◆ Task prompt ◆
Report, as a bare number, how many lines hold "JSON".

◆ Recorded data ◆

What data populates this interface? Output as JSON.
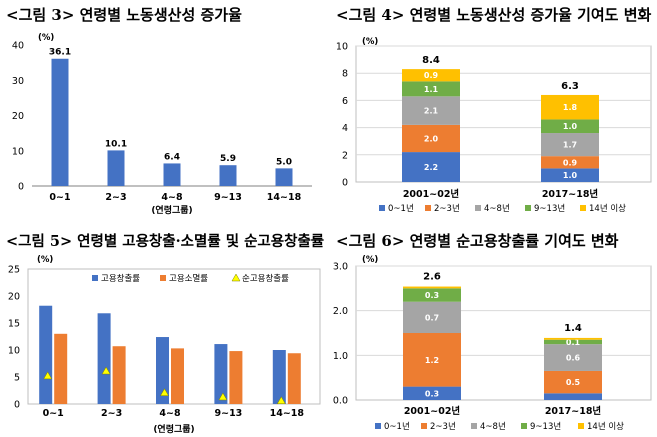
{
  "colors": {
    "blue": "#4472C4",
    "orange": "#ED7D31",
    "gray": "#A5A5A5",
    "green": "#70AD47",
    "yellow": "#FFC000",
    "marker": "#FFFF00"
  },
  "chart_data": [
    {
      "id": "fig3",
      "type": "bar",
      "title": "<그림 3> 연령별 노동생산성 증가율",
      "unit": "(%)",
      "xlabel": "(연령그룹)",
      "ylim": [
        0,
        40
      ],
      "yticks": [
        0,
        10,
        20,
        30,
        40
      ],
      "categories": [
        "0~1",
        "2~3",
        "4~8",
        "9~13",
        "14~18"
      ],
      "values": [
        36.1,
        10.1,
        6.4,
        5.9,
        5.0
      ],
      "data_labels": [
        "36.1",
        "10.1",
        "6.4",
        "5.9",
        "5.0"
      ]
    },
    {
      "id": "fig4",
      "type": "bar",
      "stacked": true,
      "title": "<그림 4> 연령별 노동생산성 증가율 기여도 변화",
      "unit": "(%)",
      "ylim": [
        0,
        10
      ],
      "yticks": [
        0,
        2,
        4,
        6,
        8,
        10
      ],
      "categories": [
        "2001~02년",
        "2017~18년"
      ],
      "totals": [
        "8.4",
        "6.3"
      ],
      "series": [
        {
          "name": "0~1년",
          "values": [
            2.2,
            1.0
          ],
          "labels": [
            "2.2",
            "1.0"
          ]
        },
        {
          "name": "2~3년",
          "values": [
            2.0,
            0.9
          ],
          "labels": [
            "2.0",
            "0.9"
          ]
        },
        {
          "name": "4~8년",
          "values": [
            2.1,
            1.7
          ],
          "labels": [
            "2.1",
            "1.7"
          ]
        },
        {
          "name": "9~13년",
          "values": [
            1.1,
            1.0
          ],
          "labels": [
            "1.1",
            "1.0"
          ]
        },
        {
          "name": "14년 이상",
          "values": [
            0.9,
            1.8
          ],
          "labels": [
            "0.9",
            "1.8"
          ]
        }
      ],
      "legend_position": "bottom"
    },
    {
      "id": "fig5",
      "type": "bar",
      "title": "<그림 5> 연령별 고용창출·소멸률 및 순고용창출률",
      "unit": "(%)",
      "xlabel": "(연령그룹)",
      "ylim": [
        0,
        25
      ],
      "yticks": [
        0,
        5,
        10,
        15,
        20,
        25
      ],
      "categories": [
        "0~1",
        "2~3",
        "4~8",
        "9~13",
        "14~18"
      ],
      "series": [
        {
          "name": "고용창출률",
          "kind": "bar",
          "values": [
            18.2,
            16.8,
            12.4,
            11.1,
            10.0
          ]
        },
        {
          "name": "고용소멸률",
          "kind": "bar",
          "values": [
            13.0,
            10.7,
            10.3,
            9.8,
            9.4
          ]
        },
        {
          "name": "순고용창출률",
          "kind": "marker",
          "values": [
            5.2,
            6.1,
            2.1,
            1.3,
            0.6
          ]
        }
      ],
      "legend_position": "top"
    },
    {
      "id": "fig6",
      "type": "bar",
      "stacked": true,
      "title": "<그림 6> 연령별 순고용창출률 기여도 변화",
      "unit": "(%)",
      "ylim": [
        0,
        3.0
      ],
      "yticks": [
        0,
        1.0,
        2.0,
        3.0
      ],
      "ytick_labels": [
        "0.0",
        "1.0",
        "2.0",
        "3.0"
      ],
      "categories": [
        "2001~02년",
        "2017~18년"
      ],
      "totals": [
        "2.6",
        "1.4"
      ],
      "series": [
        {
          "name": "0~1년",
          "values": [
            0.3,
            0.15
          ],
          "labels": [
            "0.3",
            ""
          ]
        },
        {
          "name": "2~3년",
          "values": [
            1.2,
            0.5
          ],
          "labels": [
            "1.2",
            "0.5"
          ]
        },
        {
          "name": "4~8년",
          "values": [
            0.7,
            0.6
          ],
          "labels": [
            "0.7",
            "0.6"
          ]
        },
        {
          "name": "9~13년",
          "values": [
            0.3,
            0.1
          ],
          "labels": [
            "0.3",
            "0.1"
          ]
        },
        {
          "name": "14년 이상",
          "values": [
            0.04,
            0.04
          ],
          "labels": [
            "",
            ""
          ]
        }
      ],
      "legend_position": "bottom"
    }
  ]
}
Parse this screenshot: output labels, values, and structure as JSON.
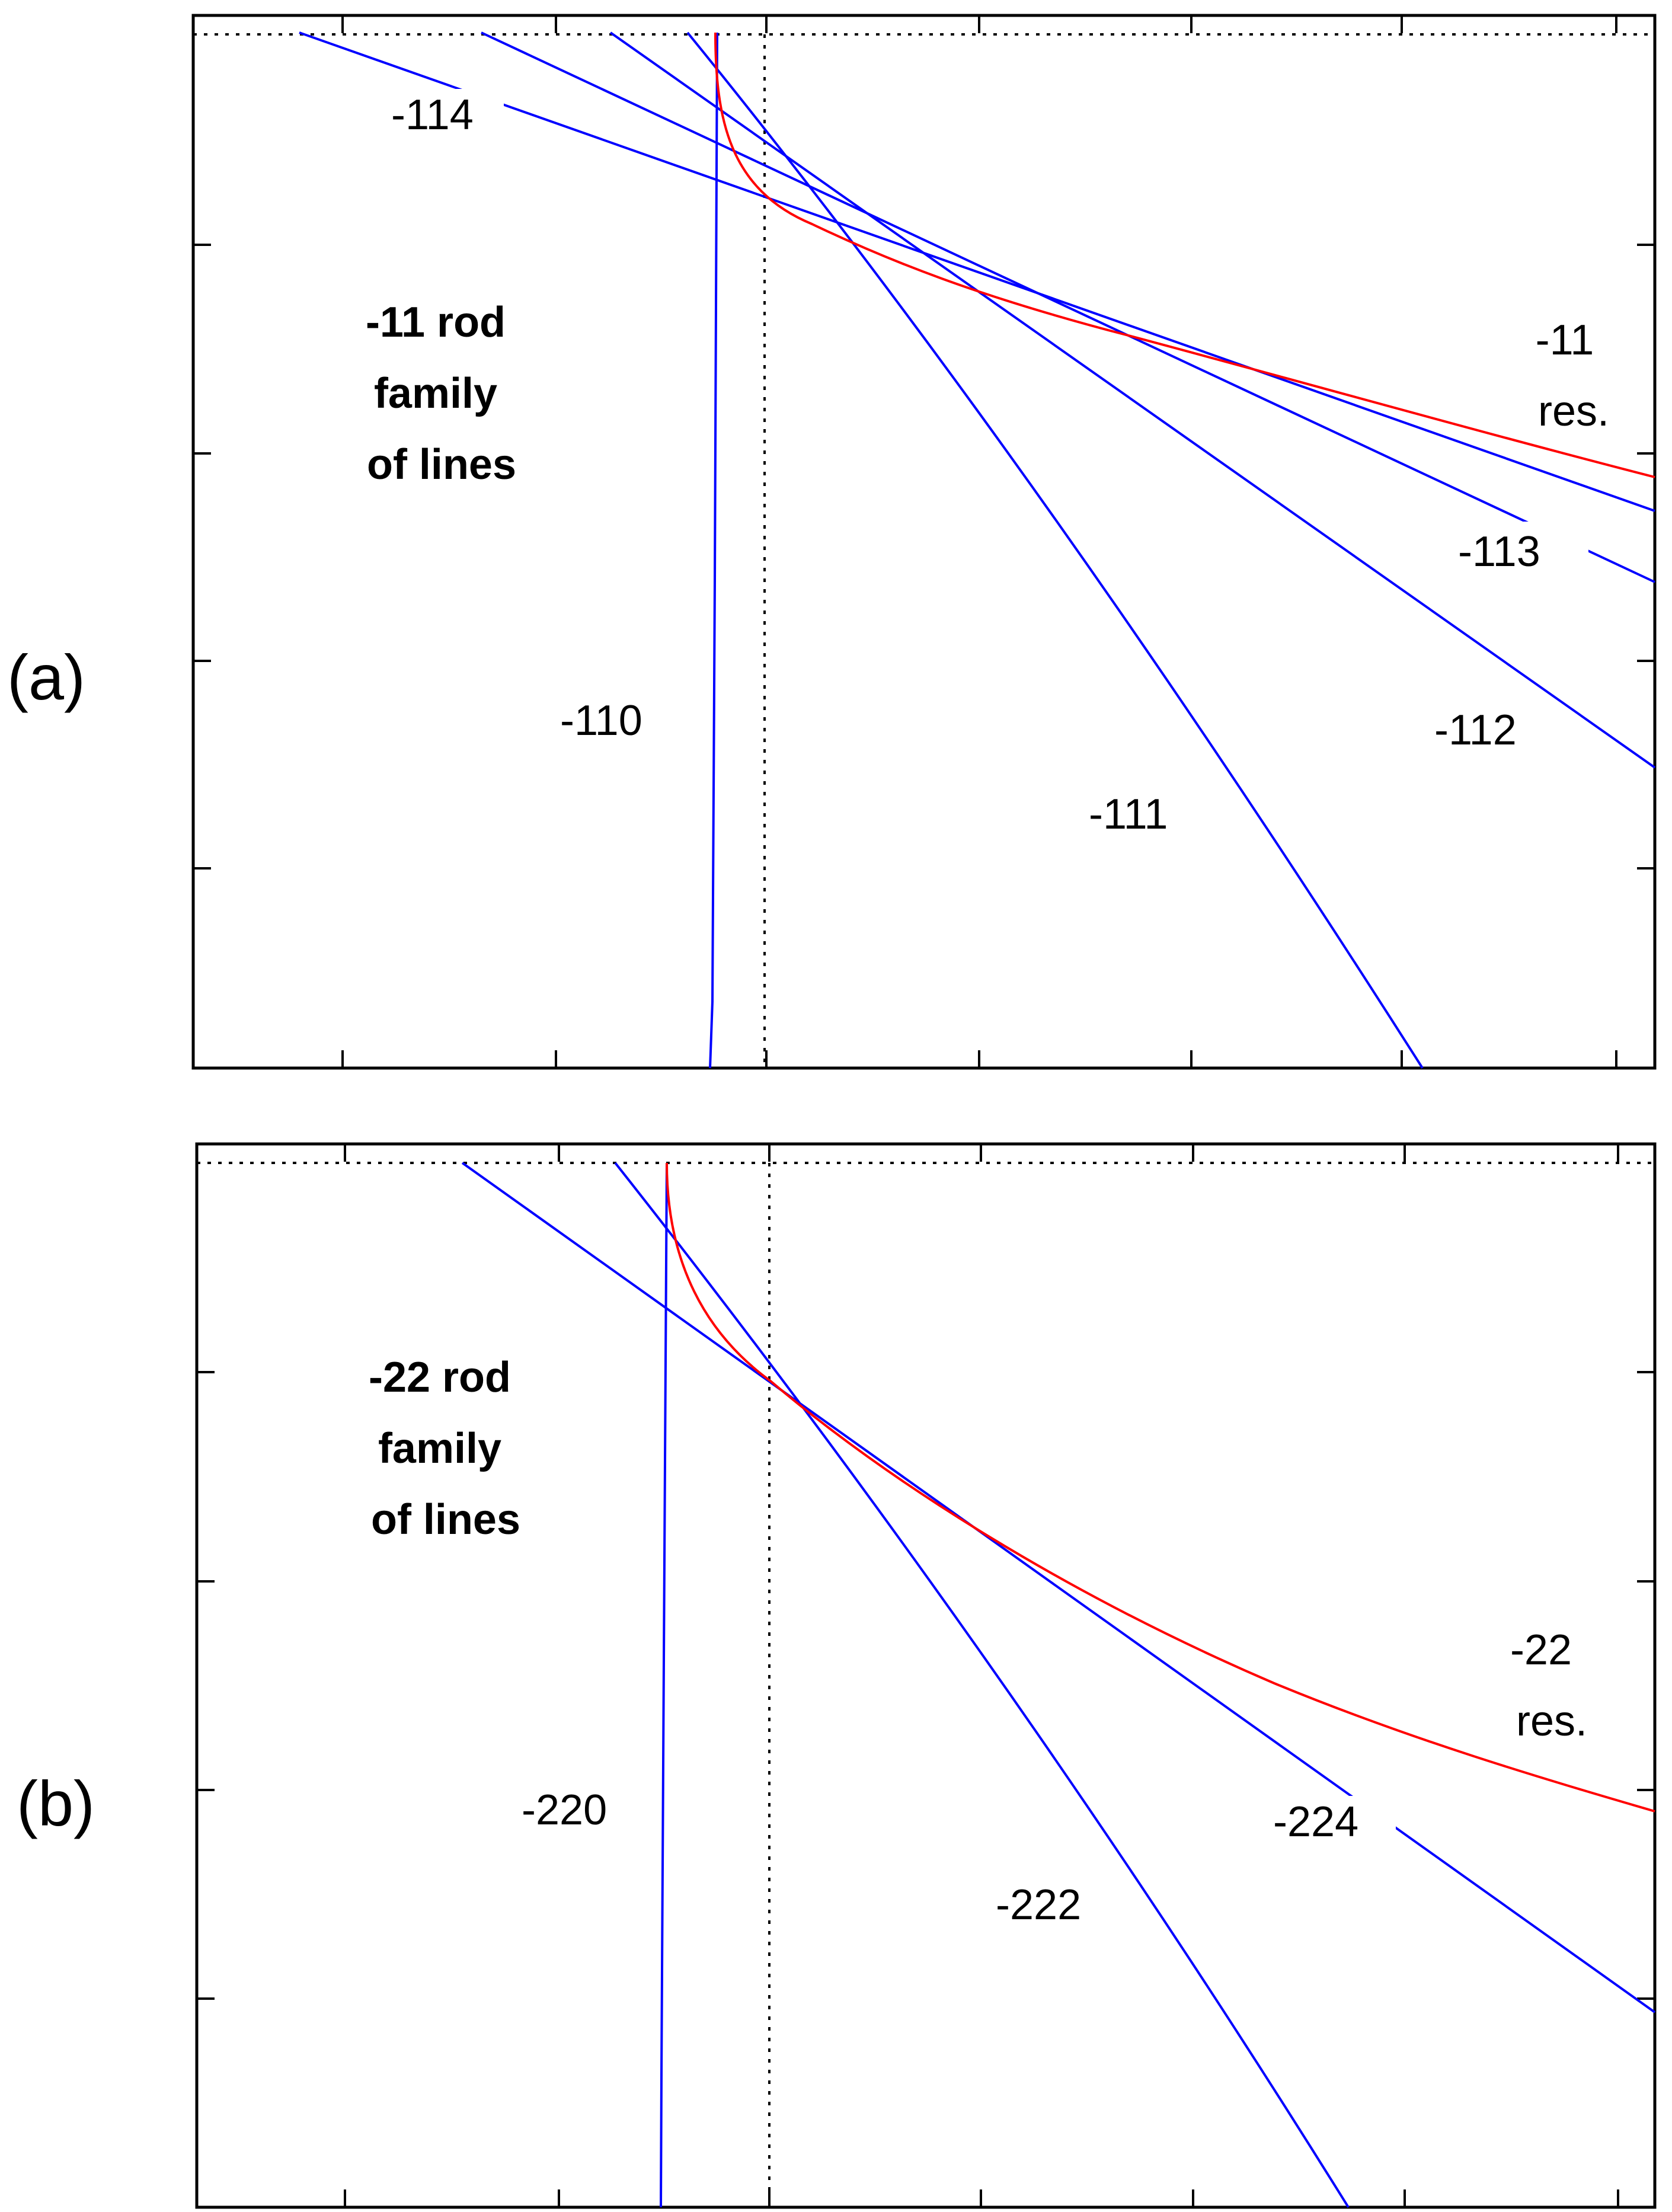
{
  "figure": {
    "panels": [
      {
        "id": "a",
        "panel_label": "(a)",
        "title_lines": [
          "-11 rod",
          "family",
          "of lines"
        ],
        "curves": [
          {
            "name": "-11 res.",
            "label_lines": [
              "-11",
              "res."
            ],
            "color": "#ff0000",
            "kind": "resonance"
          },
          {
            "name": "-110",
            "label_lines": [
              "-110"
            ],
            "color": "#0000ff",
            "kind": "line"
          },
          {
            "name": "-111",
            "label_lines": [
              "-111"
            ],
            "color": "#0000ff",
            "kind": "line"
          },
          {
            "name": "-112",
            "label_lines": [
              "-112"
            ],
            "color": "#0000ff",
            "kind": "line"
          },
          {
            "name": "-113",
            "label_lines": [
              "-113"
            ],
            "color": "#0000ff",
            "kind": "line"
          },
          {
            "name": "-114",
            "label_lines": [
              "-114"
            ],
            "color": "#0000ff",
            "kind": "line"
          }
        ]
      },
      {
        "id": "b",
        "panel_label": "(b)",
        "title_lines": [
          "-22 rod",
          "family",
          "of lines"
        ],
        "curves": [
          {
            "name": "-22 res.",
            "label_lines": [
              "-22",
              "res."
            ],
            "color": "#ff0000",
            "kind": "resonance"
          },
          {
            "name": "-220",
            "label_lines": [
              "-220"
            ],
            "color": "#0000ff",
            "kind": "line"
          },
          {
            "name": "-222",
            "label_lines": [
              "-222"
            ],
            "color": "#0000ff",
            "kind": "line"
          },
          {
            "name": "-224",
            "label_lines": [
              "-224"
            ],
            "color": "#0000ff",
            "kind": "line"
          }
        ]
      }
    ]
  }
}
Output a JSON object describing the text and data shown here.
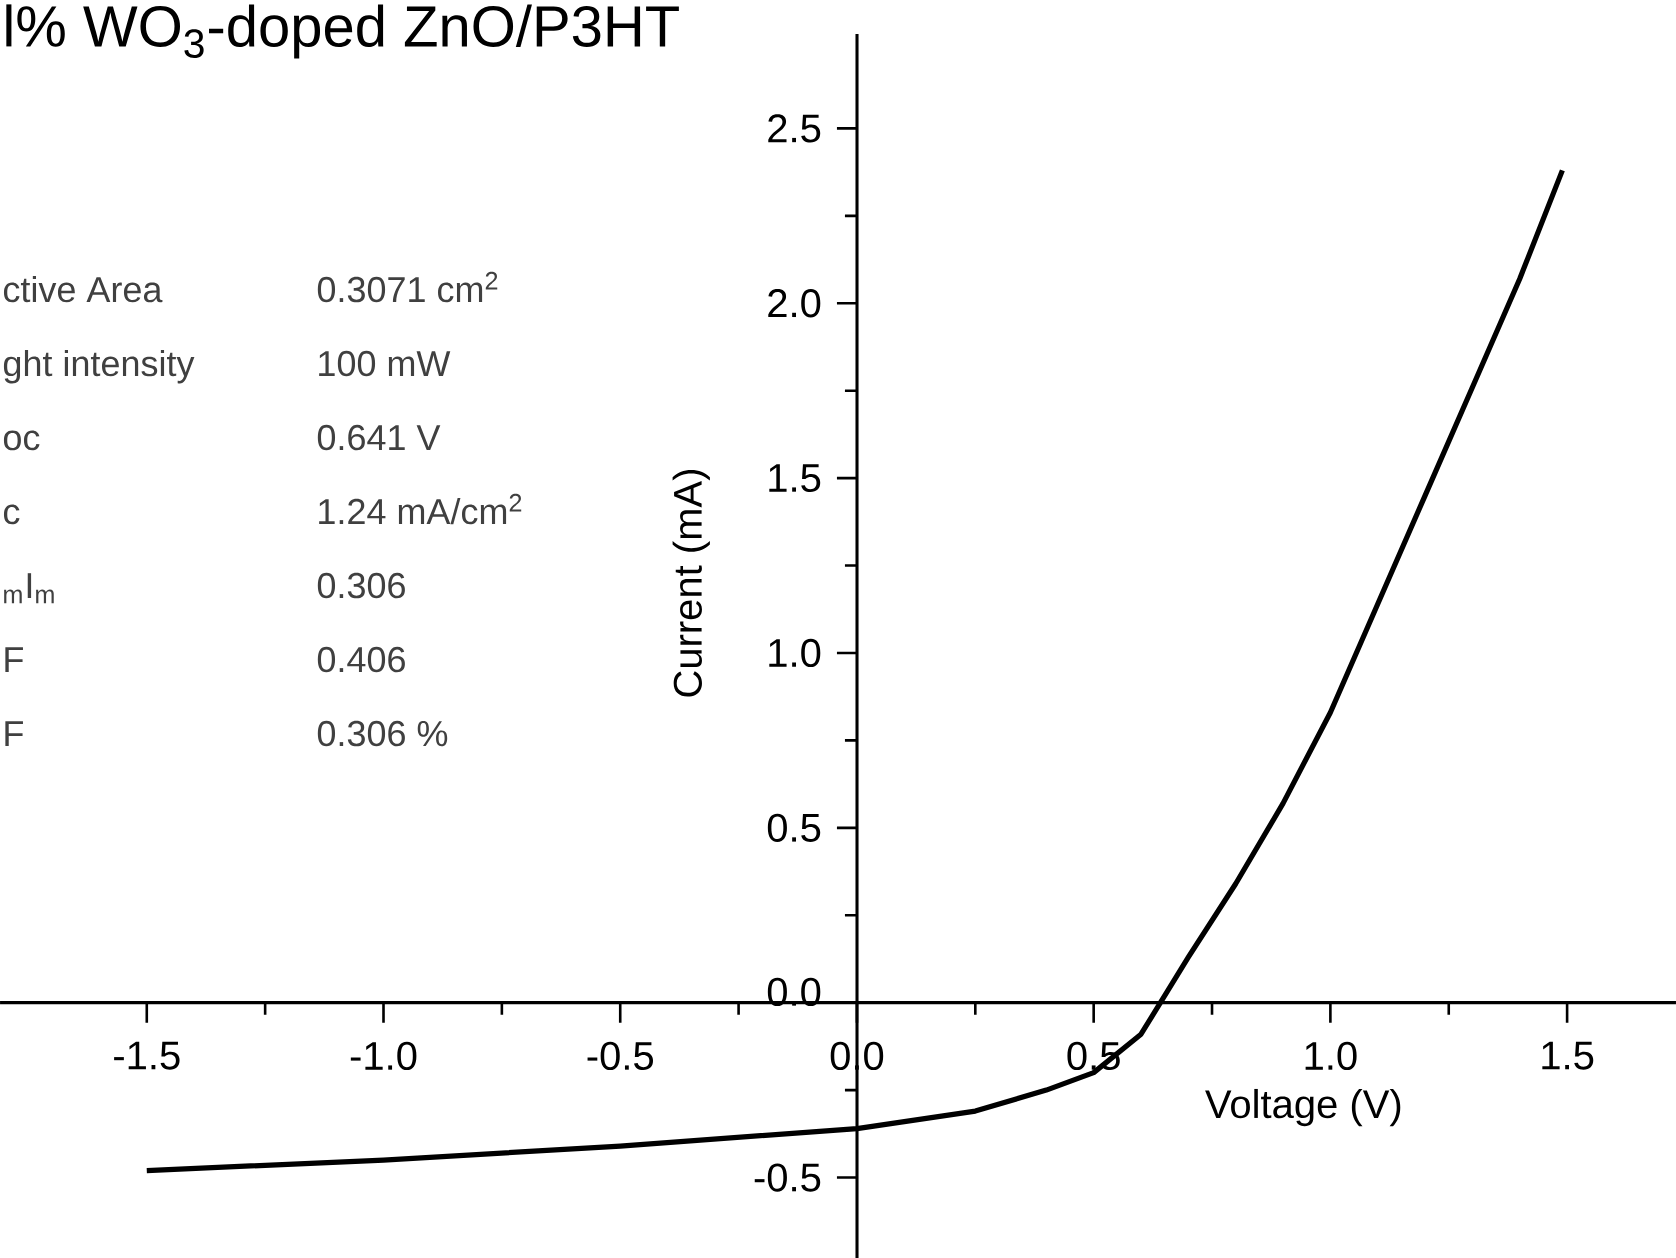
{
  "chart_data": {
    "type": "line",
    "title": "l% WO$_{3}$-doped ZnO/P3HT",
    "xlabel": "Voltage (V)",
    "ylabel": "Current (mA)",
    "annotations": [
      "ctive Area",
      "0.3071 cm$^{2}$",
      "ght intensity",
      "100    mW",
      "oc",
      "0.641  V",
      "c",
      "1.24  mA/cm$^{2}$",
      "$_{m}$I$_{m}$",
      "0.306",
      "F",
      "0.406",
      "F",
      "0.306 %"
    ],
    "x": [
      -1.5,
      -1.0,
      -0.5,
      0.0,
      0.25,
      0.4,
      0.5,
      0.6,
      0.641,
      0.7,
      0.8,
      0.9,
      1.0,
      1.1,
      1.2,
      1.3,
      1.4,
      1.49
    ],
    "series": [
      {
        "color": "#000000",
        "values": [
          -0.48,
          -0.45,
          -0.41,
          -0.36,
          -0.31,
          -0.25,
          -0.2,
          -0.09,
          0.0,
          0.13,
          0.34,
          0.57,
          0.83,
          1.14,
          1.45,
          1.76,
          2.07,
          2.38
        ]
      }
    ],
    "xlim": [
      -1.81,
      1.73
    ],
    "ylim": [
      -0.73,
      2.77
    ],
    "xticks": [
      -1.5,
      {
        "value": -1.0,
        "label": "-1.0"
      },
      -0.5,
      {
        "value": 0.0,
        "label": "0.0"
      },
      0.5,
      {
        "value": 1.0,
        "label": "1.0"
      },
      1.5
    ],
    "yticks": [
      -0.5,
      {
        "value": 0.0,
        "label": "0.0"
      },
      0.5,
      {
        "value": 1.0,
        "label": "1.0"
      },
      1.5,
      {
        "value": 2.0,
        "label": "2.0"
      },
      2.5
    ],
    "grid": false,
    "legend": false,
    "marker": "none",
    "line_style": "solid"
  }
}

◆ Output below ◆
3